* **REQUIRED TASK**:
Find each line with the string "type" and report it.

* **SUPPLIED DATA**:
(begin)

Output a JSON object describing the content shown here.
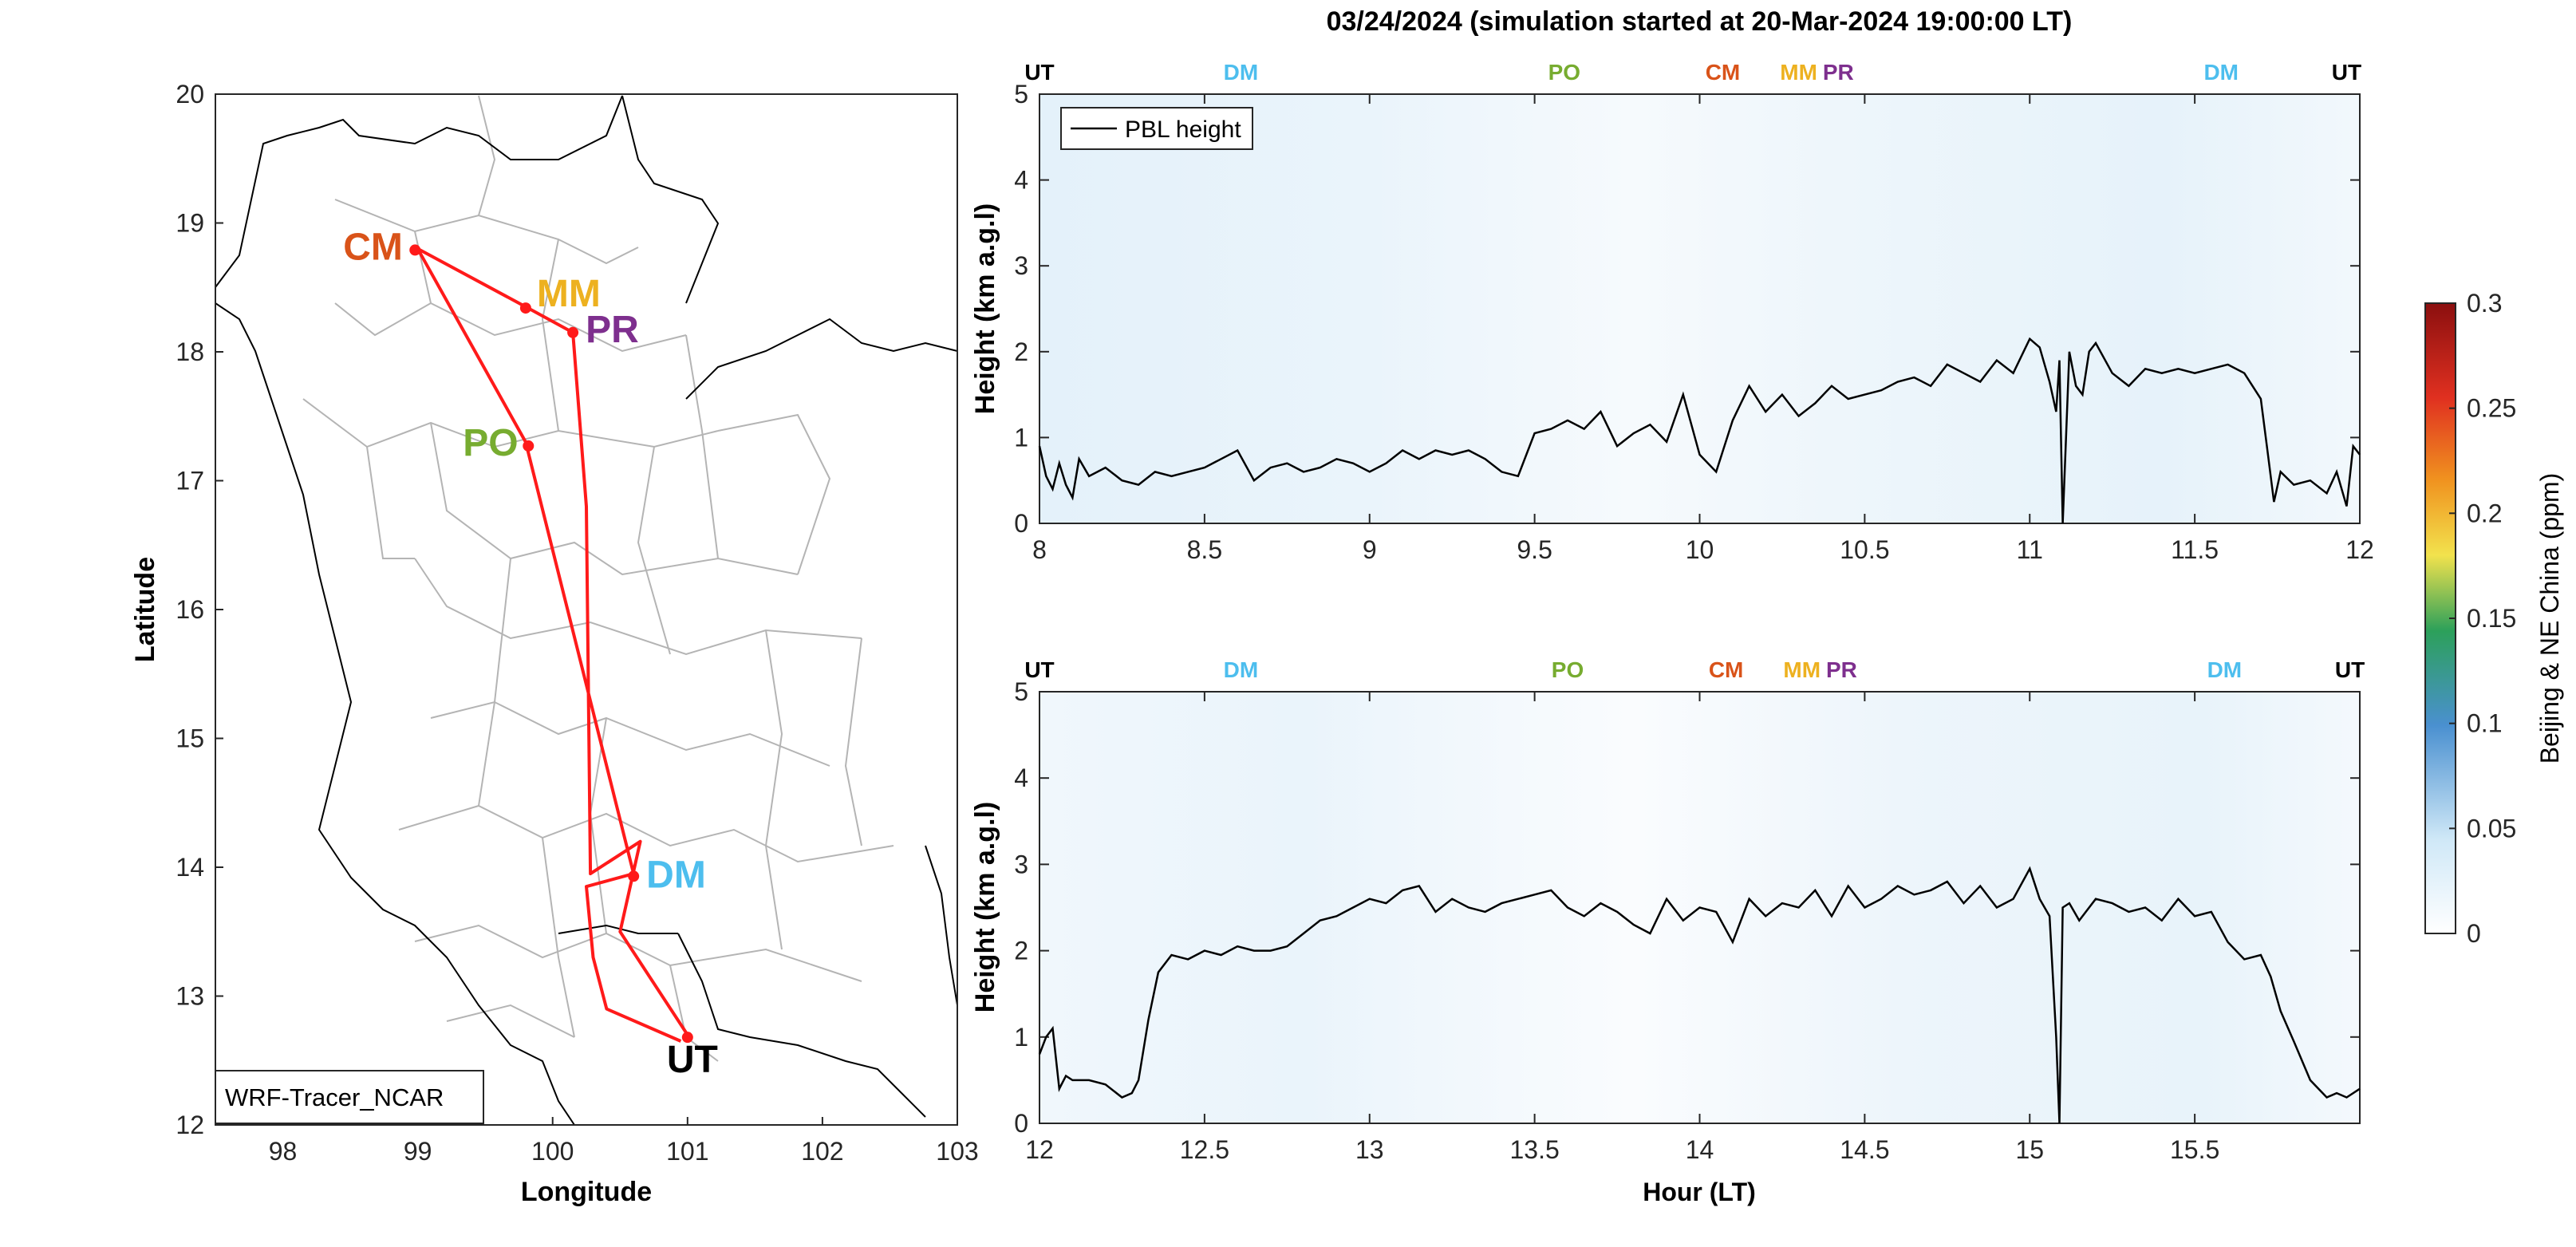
{
  "figure": {
    "title": "03/24/2024 (simulation started at 20-Mar-2024 19:00:00 LT)"
  },
  "chart_data": [
    {
      "type": "map",
      "xlabel": "Longitude",
      "ylabel": "Latitude",
      "xlim": [
        97.5,
        103
      ],
      "ylim": [
        12,
        20
      ],
      "x_ticks": [
        "98",
        "99",
        "100",
        "101",
        "102",
        "103"
      ],
      "y_ticks": [
        "12",
        "13",
        "14",
        "15",
        "16",
        "17",
        "18",
        "19",
        "20"
      ],
      "caption": "WRF-Tracer_NCAR",
      "route_color": "#ff1a1a",
      "route": [
        {
          "lon": 100.95,
          "lat": 12.65
        },
        {
          "lon": 100.4,
          "lat": 12.9
        },
        {
          "lon": 100.3,
          "lat": 13.3
        },
        {
          "lon": 100.25,
          "lat": 13.85
        },
        {
          "lon": 100.6,
          "lat": 13.95
        },
        {
          "lon": 99.8,
          "lat": 17.3
        },
        {
          "lon": 99.0,
          "lat": 18.8
        },
        {
          "lon": 99.8,
          "lat": 18.35
        },
        {
          "lon": 100.15,
          "lat": 18.15
        },
        {
          "lon": 100.25,
          "lat": 16.8
        },
        {
          "lon": 100.28,
          "lat": 13.95
        },
        {
          "lon": 100.65,
          "lat": 14.2
        },
        {
          "lon": 100.5,
          "lat": 13.5
        },
        {
          "lon": 101.0,
          "lat": 12.7
        }
      ],
      "sites": [
        {
          "code": "CM",
          "lon": 98.98,
          "lat": 18.79,
          "color": "#d95319"
        },
        {
          "code": "MM",
          "lon": 99.8,
          "lat": 18.34,
          "color": "#edb120"
        },
        {
          "code": "PR",
          "lon": 100.15,
          "lat": 18.15,
          "color": "#7e2f8e"
        },
        {
          "code": "PO",
          "lon": 99.82,
          "lat": 17.27,
          "color": "#77ac30"
        },
        {
          "code": "DM",
          "lon": 100.6,
          "lat": 13.93,
          "color": "#4dbeee"
        },
        {
          "code": "UT",
          "lon": 101.0,
          "lat": 12.68,
          "color": "#000000"
        }
      ]
    },
    {
      "type": "line",
      "panel": "top",
      "xlabel": "",
      "ylabel": "Height (km a.g.l)",
      "xlim": [
        8,
        12
      ],
      "ylim": [
        0,
        5
      ],
      "x_ticks": [
        "8",
        "8.5",
        "9",
        "9.5",
        "10",
        "10.5",
        "11",
        "11.5",
        "12"
      ],
      "y_ticks": [
        "0",
        "1",
        "2",
        "3",
        "4",
        "5"
      ],
      "legend": "PBL height",
      "legend_position": "top-left",
      "site_markers": [
        {
          "code": "UT",
          "x": 8.0,
          "color": "#000000"
        },
        {
          "code": "DM",
          "x": 8.61,
          "color": "#4dbeee"
        },
        {
          "code": "PO",
          "x": 9.59,
          "color": "#77ac30"
        },
        {
          "code": "CM",
          "x": 10.07,
          "color": "#d95319"
        },
        {
          "code": "MM",
          "x": 10.3,
          "color": "#edb120"
        },
        {
          "code": "PR",
          "x": 10.42,
          "color": "#7e2f8e"
        },
        {
          "code": "DM",
          "x": 11.58,
          "color": "#4dbeee"
        },
        {
          "code": "UT",
          "x": 11.96,
          "color": "#000000"
        }
      ],
      "series": [
        {
          "name": "PBL height",
          "x": [
            8.0,
            8.02,
            8.04,
            8.06,
            8.08,
            8.1,
            8.12,
            8.15,
            8.2,
            8.25,
            8.3,
            8.35,
            8.4,
            8.45,
            8.5,
            8.55,
            8.6,
            8.65,
            8.7,
            8.75,
            8.8,
            8.85,
            8.9,
            8.95,
            9.0,
            9.05,
            9.1,
            9.15,
            9.2,
            9.25,
            9.3,
            9.35,
            9.4,
            9.45,
            9.5,
            9.55,
            9.6,
            9.65,
            9.7,
            9.75,
            9.8,
            9.85,
            9.9,
            9.95,
            10.0,
            10.05,
            10.1,
            10.15,
            10.2,
            10.25,
            10.3,
            10.35,
            10.4,
            10.45,
            10.5,
            10.55,
            10.6,
            10.65,
            10.7,
            10.75,
            10.8,
            10.85,
            10.9,
            10.95,
            11.0,
            11.03,
            11.06,
            11.08,
            11.09,
            11.1,
            11.12,
            11.14,
            11.16,
            11.18,
            11.2,
            11.25,
            11.3,
            11.35,
            11.4,
            11.45,
            11.5,
            11.55,
            11.6,
            11.65,
            11.7,
            11.72,
            11.74,
            11.76,
            11.8,
            11.85,
            11.9,
            11.93,
            11.96,
            11.98,
            12.0
          ],
          "y": [
            0.9,
            0.55,
            0.4,
            0.7,
            0.45,
            0.3,
            0.75,
            0.55,
            0.65,
            0.5,
            0.45,
            0.6,
            0.55,
            0.6,
            0.65,
            0.75,
            0.85,
            0.5,
            0.65,
            0.7,
            0.6,
            0.65,
            0.75,
            0.7,
            0.6,
            0.7,
            0.85,
            0.75,
            0.85,
            0.8,
            0.85,
            0.75,
            0.6,
            0.55,
            1.05,
            1.1,
            1.2,
            1.1,
            1.3,
            0.9,
            1.05,
            1.15,
            0.95,
            1.5,
            0.8,
            0.6,
            1.2,
            1.6,
            1.3,
            1.5,
            1.25,
            1.4,
            1.6,
            1.45,
            1.5,
            1.55,
            1.65,
            1.7,
            1.6,
            1.85,
            1.75,
            1.65,
            1.9,
            1.75,
            2.15,
            2.05,
            1.65,
            1.3,
            1.9,
            0.0,
            2.0,
            1.6,
            1.5,
            2.0,
            2.1,
            1.75,
            1.6,
            1.8,
            1.75,
            1.8,
            1.75,
            1.8,
            1.85,
            1.75,
            1.45,
            0.85,
            0.25,
            0.6,
            0.45,
            0.5,
            0.35,
            0.6,
            0.2,
            0.9,
            0.8
          ]
        }
      ]
    },
    {
      "type": "line",
      "panel": "bottom",
      "xlabel": "Hour (LT)",
      "ylabel": "Height (km a.g.l)",
      "xlim": [
        12,
        16
      ],
      "ylim": [
        0,
        5
      ],
      "x_ticks": [
        "12",
        "12.5",
        "13",
        "13.5",
        "14",
        "14.5",
        "15",
        "15.5"
      ],
      "y_ticks": [
        "0",
        "1",
        "2",
        "3",
        "4",
        "5"
      ],
      "site_markers": [
        {
          "code": "UT",
          "x": 12.0,
          "color": "#000000"
        },
        {
          "code": "DM",
          "x": 12.61,
          "color": "#4dbeee"
        },
        {
          "code": "PO",
          "x": 13.6,
          "color": "#77ac30"
        },
        {
          "code": "CM",
          "x": 14.08,
          "color": "#d95319"
        },
        {
          "code": "MM",
          "x": 14.31,
          "color": "#edb120"
        },
        {
          "code": "PR",
          "x": 14.43,
          "color": "#7e2f8e"
        },
        {
          "code": "DM",
          "x": 15.59,
          "color": "#4dbeee"
        },
        {
          "code": "UT",
          "x": 15.97,
          "color": "#000000"
        }
      ],
      "series": [
        {
          "name": "PBL height",
          "x": [
            12.0,
            12.02,
            12.04,
            12.06,
            12.08,
            12.1,
            12.15,
            12.2,
            12.25,
            12.28,
            12.3,
            12.33,
            12.36,
            12.4,
            12.45,
            12.5,
            12.55,
            12.6,
            12.65,
            12.7,
            12.75,
            12.8,
            12.85,
            12.9,
            12.95,
            13.0,
            13.05,
            13.1,
            13.15,
            13.2,
            13.25,
            13.3,
            13.35,
            13.4,
            13.45,
            13.5,
            13.55,
            13.6,
            13.65,
            13.7,
            13.75,
            13.8,
            13.85,
            13.9,
            13.95,
            14.0,
            14.05,
            14.1,
            14.15,
            14.2,
            14.25,
            14.3,
            14.35,
            14.4,
            14.45,
            14.5,
            14.55,
            14.6,
            14.65,
            14.7,
            14.75,
            14.8,
            14.85,
            14.9,
            14.95,
            15.0,
            15.03,
            15.06,
            15.08,
            15.09,
            15.1,
            15.12,
            15.15,
            15.2,
            15.25,
            15.3,
            15.35,
            15.4,
            15.45,
            15.5,
            15.55,
            15.6,
            15.65,
            15.7,
            15.73,
            15.76,
            15.8,
            15.85,
            15.9,
            15.93,
            15.96,
            16.0
          ],
          "y": [
            0.8,
            1.0,
            1.1,
            0.4,
            0.55,
            0.5,
            0.5,
            0.45,
            0.3,
            0.35,
            0.5,
            1.2,
            1.75,
            1.95,
            1.9,
            2.0,
            1.95,
            2.05,
            2.0,
            2.0,
            2.05,
            2.2,
            2.35,
            2.4,
            2.5,
            2.6,
            2.55,
            2.7,
            2.75,
            2.45,
            2.6,
            2.5,
            2.45,
            2.55,
            2.6,
            2.65,
            2.7,
            2.5,
            2.4,
            2.55,
            2.45,
            2.3,
            2.2,
            2.6,
            2.35,
            2.5,
            2.45,
            2.1,
            2.6,
            2.4,
            2.55,
            2.5,
            2.7,
            2.4,
            2.75,
            2.5,
            2.6,
            2.75,
            2.65,
            2.7,
            2.8,
            2.55,
            2.75,
            2.5,
            2.6,
            2.95,
            2.6,
            2.4,
            1.0,
            0.0,
            2.5,
            2.55,
            2.35,
            2.6,
            2.55,
            2.45,
            2.5,
            2.35,
            2.6,
            2.4,
            2.45,
            2.1,
            1.9,
            1.95,
            1.7,
            1.3,
            0.95,
            0.5,
            0.3,
            0.35,
            0.3,
            0.4
          ]
        }
      ]
    },
    {
      "type": "colorbar",
      "label": "Beijing & NE China (ppm)",
      "range": [
        0,
        0.3
      ],
      "ticks": [
        "0",
        "0.05",
        "0.1",
        "0.15",
        "0.2",
        "0.25",
        "0.3"
      ],
      "colormap": [
        "#ffffff",
        "#cfe8f7",
        "#4a90d0",
        "#2ca05a",
        "#f2e24d",
        "#f0921f",
        "#e03020",
        "#8b0f0f"
      ]
    }
  ]
}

(end)

* **RESPONSE TO THE EXERCISE**:
      "type": "map",
      "type": "line",
      "type": "line",
      "type": "colorbar",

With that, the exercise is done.